▶ [Exercise instructions] Quote each record exactly, please, leaving none out.
● ● ● ● ●
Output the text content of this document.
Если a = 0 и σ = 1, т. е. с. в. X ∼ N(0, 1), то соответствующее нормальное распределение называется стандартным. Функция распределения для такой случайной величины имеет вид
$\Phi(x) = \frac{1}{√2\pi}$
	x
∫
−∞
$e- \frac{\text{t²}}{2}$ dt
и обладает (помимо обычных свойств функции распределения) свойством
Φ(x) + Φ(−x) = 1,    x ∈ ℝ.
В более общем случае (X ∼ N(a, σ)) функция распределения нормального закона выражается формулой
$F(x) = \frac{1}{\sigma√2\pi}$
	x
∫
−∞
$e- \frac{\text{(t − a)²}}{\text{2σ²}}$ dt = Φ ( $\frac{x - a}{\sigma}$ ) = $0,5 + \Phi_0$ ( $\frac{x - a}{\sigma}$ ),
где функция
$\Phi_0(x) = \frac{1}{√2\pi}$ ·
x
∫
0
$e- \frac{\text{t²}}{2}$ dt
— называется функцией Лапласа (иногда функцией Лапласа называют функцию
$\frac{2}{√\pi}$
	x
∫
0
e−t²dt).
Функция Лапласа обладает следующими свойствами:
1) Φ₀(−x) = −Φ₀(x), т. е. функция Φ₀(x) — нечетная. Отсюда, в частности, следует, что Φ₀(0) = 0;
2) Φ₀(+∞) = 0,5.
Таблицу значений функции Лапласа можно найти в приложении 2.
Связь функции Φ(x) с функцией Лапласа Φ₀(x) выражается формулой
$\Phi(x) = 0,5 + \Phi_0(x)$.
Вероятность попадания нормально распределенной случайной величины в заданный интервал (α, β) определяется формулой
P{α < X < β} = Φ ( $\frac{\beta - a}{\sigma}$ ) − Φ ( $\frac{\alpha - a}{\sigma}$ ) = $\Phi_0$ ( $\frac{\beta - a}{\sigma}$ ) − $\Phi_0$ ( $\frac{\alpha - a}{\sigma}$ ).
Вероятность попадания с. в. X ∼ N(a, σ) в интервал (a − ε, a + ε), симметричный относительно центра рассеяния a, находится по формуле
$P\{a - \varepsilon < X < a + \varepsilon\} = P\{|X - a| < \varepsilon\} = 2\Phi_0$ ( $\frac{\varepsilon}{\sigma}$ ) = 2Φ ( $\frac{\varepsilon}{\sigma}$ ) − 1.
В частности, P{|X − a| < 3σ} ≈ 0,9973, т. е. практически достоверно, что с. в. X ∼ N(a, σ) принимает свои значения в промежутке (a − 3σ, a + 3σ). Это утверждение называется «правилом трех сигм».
● ● ● ● ●
▶ [Written response]
Output the text content of this document.
Если a = 0 и σ = 1, т. е. с. в. X ∼ N(0, 1), то соответствующее нормальное распределение называется стандартным. Функция распределения для такой случайной величины имеет вид
$\Phi(x) = \frac{1}{√2\pi}$
	x
∫
−∞
$e- \frac{\text{t²}}{2}$ dt
и обладает (помимо обычных свойств функции распределения) свойством
Φ(x) + Φ(−x) = 1,    x ∈ ℝ.
В более общем случае (X ∼ N(a, σ)) функция распределения нормального закона выражается формулой
$F(x) = \frac{1}{\sigma√2\pi}$
	x
∫
−∞
$e- \frac{\text{(t − a)²}}{\text{2σ²}}$ dt = Φ ( $\frac{x - a}{\sigma}$ ) = $0,5 + \Phi_0$ ( $\frac{x - a}{\sigma}$ ),
где функция
$\Phi_0(x) = \frac{1}{√2\pi}$ ·
x
∫
0
$e- \frac{\text{t²}}{2}$ dt
— называется функцией Лапласа (иногда функцией Лапласа называют функцию
$\frac{2}{√\pi}$
	x
∫
0
e−t²dt).
Функция Лапласа обладает следующими свойствами:
1) Φ₀(−x) = −Φ₀(x), т. е. функция Φ₀(x) — нечетная. Отсюда, в частности, следует, что Φ₀(0) = 0;
2) Φ₀(+∞) = 0,5.
Таблицу значений функции Лапласа можно найти в приложении 2.
Связь функции Φ(x) с функцией Лапласа Φ₀(x) выражается формулой
$\Phi(x) = 0,5 + \Phi_0(x)$.
Вероятность попадания нормально распределенной случайной величины в заданный интервал (α, β) определяется формулой
P{α < X < β} = Φ ( $\frac{\beta - a}{\sigma}$ ) − Φ ( $\frac{\alpha - a}{\sigma}$ ) = $\Phi_0$ ( $\frac{\beta - a}{\sigma}$ ) − $\Phi_0$ ( $\frac{\alpha - a}{\sigma}$ ).
Вероятность попадания с. в. X ∼ N(a, σ) в интервал (a − ε, a + ε), симметричный относительно центра рассеяния a, находится по формуле
$P\{a - \varepsilon < X < a + \varepsilon\} = P\{|X - a| < \varepsilon\} = 2\Phi_0$ ( $\frac{\varepsilon}{\sigma}$ ) = 2Φ ( $\frac{\varepsilon}{\sigma}$ ) − 1.
В частности, P{|X − a| < 3σ} ≈ 0,9973, т. е. практически достоверно, что с. в. X ∼ N(a, σ) принимает свои значения в промежутке (a − 3σ, a + 3σ). Это утверждение называется «правилом трех сигм».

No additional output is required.